Copy everything in the data below exactly except the pictures.

* DATASET RECORDS *
--

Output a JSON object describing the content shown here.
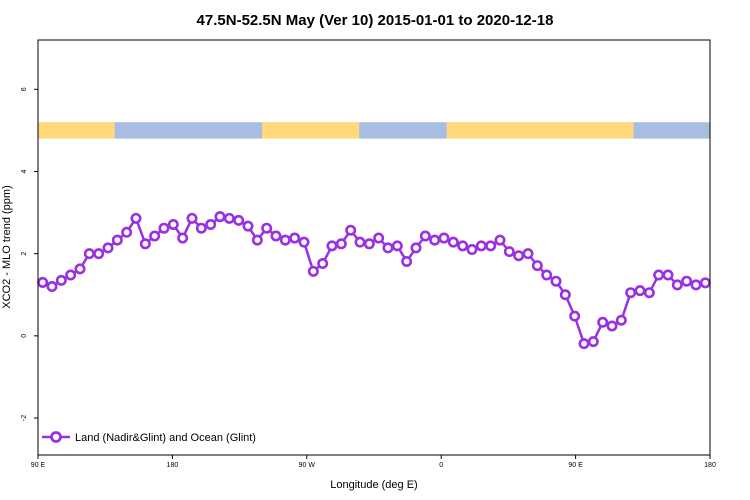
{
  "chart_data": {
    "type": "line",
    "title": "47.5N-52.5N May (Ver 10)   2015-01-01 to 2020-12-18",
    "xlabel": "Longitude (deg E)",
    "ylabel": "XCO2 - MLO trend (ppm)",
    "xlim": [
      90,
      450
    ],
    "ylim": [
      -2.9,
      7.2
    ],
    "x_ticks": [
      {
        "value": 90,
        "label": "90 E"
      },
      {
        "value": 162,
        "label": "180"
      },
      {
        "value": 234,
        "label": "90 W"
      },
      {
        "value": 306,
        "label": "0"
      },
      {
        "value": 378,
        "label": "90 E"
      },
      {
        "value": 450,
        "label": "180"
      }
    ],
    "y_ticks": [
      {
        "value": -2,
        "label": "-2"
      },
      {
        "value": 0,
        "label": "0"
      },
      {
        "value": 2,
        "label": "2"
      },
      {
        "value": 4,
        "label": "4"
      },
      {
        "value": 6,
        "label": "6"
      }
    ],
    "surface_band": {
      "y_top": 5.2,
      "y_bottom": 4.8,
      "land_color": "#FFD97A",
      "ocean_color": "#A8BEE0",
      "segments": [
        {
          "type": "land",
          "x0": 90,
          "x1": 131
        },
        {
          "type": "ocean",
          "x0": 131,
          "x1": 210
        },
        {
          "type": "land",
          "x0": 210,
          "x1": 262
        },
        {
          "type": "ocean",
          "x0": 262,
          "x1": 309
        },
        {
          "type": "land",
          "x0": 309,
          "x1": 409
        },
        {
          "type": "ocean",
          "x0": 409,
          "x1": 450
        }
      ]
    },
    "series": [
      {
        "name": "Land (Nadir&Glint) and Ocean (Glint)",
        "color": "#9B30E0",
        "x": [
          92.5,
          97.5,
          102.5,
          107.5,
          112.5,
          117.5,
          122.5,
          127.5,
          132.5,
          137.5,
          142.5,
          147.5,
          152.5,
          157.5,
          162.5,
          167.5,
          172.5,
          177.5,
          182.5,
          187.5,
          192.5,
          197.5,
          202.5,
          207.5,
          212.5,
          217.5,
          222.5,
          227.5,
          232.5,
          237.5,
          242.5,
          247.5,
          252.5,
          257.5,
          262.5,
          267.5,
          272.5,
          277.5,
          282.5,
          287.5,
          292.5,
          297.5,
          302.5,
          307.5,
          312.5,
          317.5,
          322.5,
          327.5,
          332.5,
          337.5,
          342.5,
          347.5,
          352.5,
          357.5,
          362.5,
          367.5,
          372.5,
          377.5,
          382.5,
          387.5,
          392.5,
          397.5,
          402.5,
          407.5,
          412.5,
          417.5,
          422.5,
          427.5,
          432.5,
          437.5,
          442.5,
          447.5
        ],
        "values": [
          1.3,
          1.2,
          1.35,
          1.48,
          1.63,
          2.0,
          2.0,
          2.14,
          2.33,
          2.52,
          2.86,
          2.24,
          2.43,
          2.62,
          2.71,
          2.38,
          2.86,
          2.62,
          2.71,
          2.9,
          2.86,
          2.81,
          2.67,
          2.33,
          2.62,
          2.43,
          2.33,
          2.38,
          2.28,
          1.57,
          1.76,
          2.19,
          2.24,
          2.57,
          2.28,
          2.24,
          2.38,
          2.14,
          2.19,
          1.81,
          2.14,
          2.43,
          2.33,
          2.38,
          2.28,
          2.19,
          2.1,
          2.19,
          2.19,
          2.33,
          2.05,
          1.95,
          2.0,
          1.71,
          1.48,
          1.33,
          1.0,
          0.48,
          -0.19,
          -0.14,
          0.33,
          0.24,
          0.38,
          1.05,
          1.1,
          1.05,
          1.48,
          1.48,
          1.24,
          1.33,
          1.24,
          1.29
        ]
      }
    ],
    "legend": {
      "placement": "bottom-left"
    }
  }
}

--

* SOLVED PROBLEM *
Output a JSON object describing the content shown here.
{
  "chart_data": {
    "type": "line",
    "title": "47.5N-52.5N May (Ver 10)   2015-01-01 to 2020-12-18",
    "xlabel": "Longitude (deg E)",
    "ylabel": "XCO2 - MLO trend (ppm)",
    "xlim": [
      90,
      450
    ],
    "ylim": [
      -2.9,
      7.2
    ],
    "x_ticks": [
      {
        "value": 90,
        "label": "90 E"
      },
      {
        "value": 162,
        "label": "180"
      },
      {
        "value": 234,
        "label": "90 W"
      },
      {
        "value": 306,
        "label": "0"
      },
      {
        "value": 378,
        "label": "90 E"
      },
      {
        "value": 450,
        "label": "180"
      }
    ],
    "y_ticks": [
      {
        "value": -2,
        "label": "-2"
      },
      {
        "value": 0,
        "label": "0"
      },
      {
        "value": 2,
        "label": "2"
      },
      {
        "value": 4,
        "label": "4"
      },
      {
        "value": 6,
        "label": "6"
      }
    ],
    "surface_band": {
      "y_top": 5.2,
      "y_bottom": 4.8,
      "land_color": "#FFD97A",
      "ocean_color": "#A8BEE0",
      "segments": [
        {
          "type": "land",
          "x0": 90,
          "x1": 131
        },
        {
          "type": "ocean",
          "x0": 131,
          "x1": 210
        },
        {
          "type": "land",
          "x0": 210,
          "x1": 262
        },
        {
          "type": "ocean",
          "x0": 262,
          "x1": 309
        },
        {
          "type": "land",
          "x0": 309,
          "x1": 409
        },
        {
          "type": "ocean",
          "x0": 409,
          "x1": 450
        }
      ]
    },
    "series": [
      {
        "name": "Land (Nadir&Glint) and Ocean (Glint)",
        "color": "#9B30E0",
        "x": [
          92.5,
          97.5,
          102.5,
          107.5,
          112.5,
          117.5,
          122.5,
          127.5,
          132.5,
          137.5,
          142.5,
          147.5,
          152.5,
          157.5,
          162.5,
          167.5,
          172.5,
          177.5,
          182.5,
          187.5,
          192.5,
          197.5,
          202.5,
          207.5,
          212.5,
          217.5,
          222.5,
          227.5,
          232.5,
          237.5,
          242.5,
          247.5,
          252.5,
          257.5,
          262.5,
          267.5,
          272.5,
          277.5,
          282.5,
          287.5,
          292.5,
          297.5,
          302.5,
          307.5,
          312.5,
          317.5,
          322.5,
          327.5,
          332.5,
          337.5,
          342.5,
          347.5,
          352.5,
          357.5,
          362.5,
          367.5,
          372.5,
          377.5,
          382.5,
          387.5,
          392.5,
          397.5,
          402.5,
          407.5,
          412.5,
          417.5,
          422.5,
          427.5,
          432.5,
          437.5,
          442.5,
          447.5
        ],
        "values": [
          1.3,
          1.2,
          1.35,
          1.48,
          1.63,
          2.0,
          2.0,
          2.14,
          2.33,
          2.52,
          2.86,
          2.24,
          2.43,
          2.62,
          2.71,
          2.38,
          2.86,
          2.62,
          2.71,
          2.9,
          2.86,
          2.81,
          2.67,
          2.33,
          2.62,
          2.43,
          2.33,
          2.38,
          2.28,
          1.57,
          1.76,
          2.19,
          2.24,
          2.57,
          2.28,
          2.24,
          2.38,
          2.14,
          2.19,
          1.81,
          2.14,
          2.43,
          2.33,
          2.38,
          2.28,
          2.19,
          2.1,
          2.19,
          2.19,
          2.33,
          2.05,
          1.95,
          2.0,
          1.71,
          1.48,
          1.33,
          1.0,
          0.48,
          -0.19,
          -0.14,
          0.33,
          0.24,
          0.38,
          1.05,
          1.1,
          1.05,
          1.48,
          1.48,
          1.24,
          1.33,
          1.24,
          1.29
        ]
      }
    ],
    "legend": {
      "placement": "bottom-left"
    }
  }
}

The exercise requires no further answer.